### [Dataset records]
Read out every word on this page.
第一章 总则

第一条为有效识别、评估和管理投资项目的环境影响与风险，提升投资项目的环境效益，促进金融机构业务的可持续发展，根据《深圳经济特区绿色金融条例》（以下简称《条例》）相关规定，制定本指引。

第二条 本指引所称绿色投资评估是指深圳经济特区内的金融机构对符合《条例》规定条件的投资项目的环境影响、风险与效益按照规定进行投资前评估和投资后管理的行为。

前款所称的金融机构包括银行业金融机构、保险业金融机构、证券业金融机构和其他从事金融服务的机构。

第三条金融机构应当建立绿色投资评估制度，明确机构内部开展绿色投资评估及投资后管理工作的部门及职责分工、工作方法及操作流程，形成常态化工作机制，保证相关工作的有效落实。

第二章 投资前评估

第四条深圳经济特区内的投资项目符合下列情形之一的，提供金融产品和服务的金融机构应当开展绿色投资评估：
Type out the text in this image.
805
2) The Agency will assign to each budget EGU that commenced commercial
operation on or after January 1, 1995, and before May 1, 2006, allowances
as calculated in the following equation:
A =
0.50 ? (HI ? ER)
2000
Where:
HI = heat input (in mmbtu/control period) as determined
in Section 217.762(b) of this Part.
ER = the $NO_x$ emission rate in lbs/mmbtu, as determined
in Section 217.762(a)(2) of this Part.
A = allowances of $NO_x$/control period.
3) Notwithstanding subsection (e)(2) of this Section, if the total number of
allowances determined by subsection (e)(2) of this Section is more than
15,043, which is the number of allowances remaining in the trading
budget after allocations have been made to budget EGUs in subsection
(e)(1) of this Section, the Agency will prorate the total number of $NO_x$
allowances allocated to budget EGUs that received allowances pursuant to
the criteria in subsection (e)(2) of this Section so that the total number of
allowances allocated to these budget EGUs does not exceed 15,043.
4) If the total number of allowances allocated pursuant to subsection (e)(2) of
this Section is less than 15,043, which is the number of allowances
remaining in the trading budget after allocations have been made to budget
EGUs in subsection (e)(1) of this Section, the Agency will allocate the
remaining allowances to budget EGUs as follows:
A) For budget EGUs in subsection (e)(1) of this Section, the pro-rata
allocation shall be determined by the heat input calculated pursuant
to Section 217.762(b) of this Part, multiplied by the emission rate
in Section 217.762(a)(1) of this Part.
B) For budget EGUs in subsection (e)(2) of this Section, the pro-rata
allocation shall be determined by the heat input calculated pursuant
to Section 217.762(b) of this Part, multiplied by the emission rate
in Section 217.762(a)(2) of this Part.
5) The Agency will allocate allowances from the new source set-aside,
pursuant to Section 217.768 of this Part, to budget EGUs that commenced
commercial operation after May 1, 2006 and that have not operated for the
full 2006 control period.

### [The exercise]
Make an exact copy of every entry.

### [Exercise answer]
Read out every word on this page.
第一章 总则

第一条为有效识别、评估和管理投资项目的环境影响与风险，提升投资项目的环境效益，促进金融机构业务的可持续发展，根据《深圳经济特区绿色金融条例》（以下简称《条例》）相关规定，制定本指引。

第二条 本指引所称绿色投资评估是指深圳经济特区内的金融机构对符合《条例》规定条件的投资项目的环境影响、风险与效益按照规定进行投资前评估和投资后管理的行为。

前款所称的金融机构包括银行业金融机构、保险业金融机构、证券业金融机构和其他从事金融服务的机构。

第三条金融机构应当建立绿色投资评估制度，明确机构内部开展绿色投资评估及投资后管理工作的部门及职责分工、工作方法及操作流程，形成常态化工作机制，保证相关工作的有效落实。

第二章 投资前评估

第四条深圳经济特区内的投资项目符合下列情形之一的，提供金融产品和服务的金融机构应当开展绿色投资评估：
Type out the text in this image.
805
2) The Agency will assign to each budget EGU that commenced commercial
operation on or after January 1, 1995, and before May 1, 2006, allowances
as calculated in the following equation:
A =
0.50 ? (HI ? ER)
2000
Where:
HI = heat input (in mmbtu/control period) as determined
in Section 217.762(b) of this Part.
ER = the $NO_x$ emission rate in lbs/mmbtu, as determined
in Section 217.762(a)(2) of this Part.
A = allowances of $NO_x$/control period.
3) Notwithstanding subsection (e)(2) of this Section, if the total number of
allowances determined by subsection (e)(2) of this Section is more than
15,043, which is the number of allowances remaining in the trading
budget after allocations have been made to budget EGUs in subsection
(e)(1) of this Section, the Agency will prorate the total number of $NO_x$
allowances allocated to budget EGUs that received allowances pursuant to
the criteria in subsection (e)(2) of this Section so that the total number of
allowances allocated to these budget EGUs does not exceed 15,043.
4) If the total number of allowances allocated pursuant to subsection (e)(2) of
this Section is less than 15,043, which is the number of allowances
remaining in the trading budget after allocations have been made to budget
EGUs in subsection (e)(1) of this Section, the Agency will allocate the
remaining allowances to budget EGUs as follows:
A) For budget EGUs in subsection (e)(1) of this Section, the pro-rata
allocation shall be determined by the heat input calculated pursuant
to Section 217.762(b) of this Part, multiplied by the emission rate
in Section 217.762(a)(1) of this Part.
B) For budget EGUs in subsection (e)(2) of this Section, the pro-rata
allocation shall be determined by the heat input calculated pursuant
to Section 217.762(b) of this Part, multiplied by the emission rate
in Section 217.762(a)(2) of this Part.
5) The Agency will allocate allowances from the new source set-aside,
pursuant to Section 217.768 of this Part, to budget EGUs that commenced
commercial operation after May 1, 2006 and that have not operated for the
full 2006 control period.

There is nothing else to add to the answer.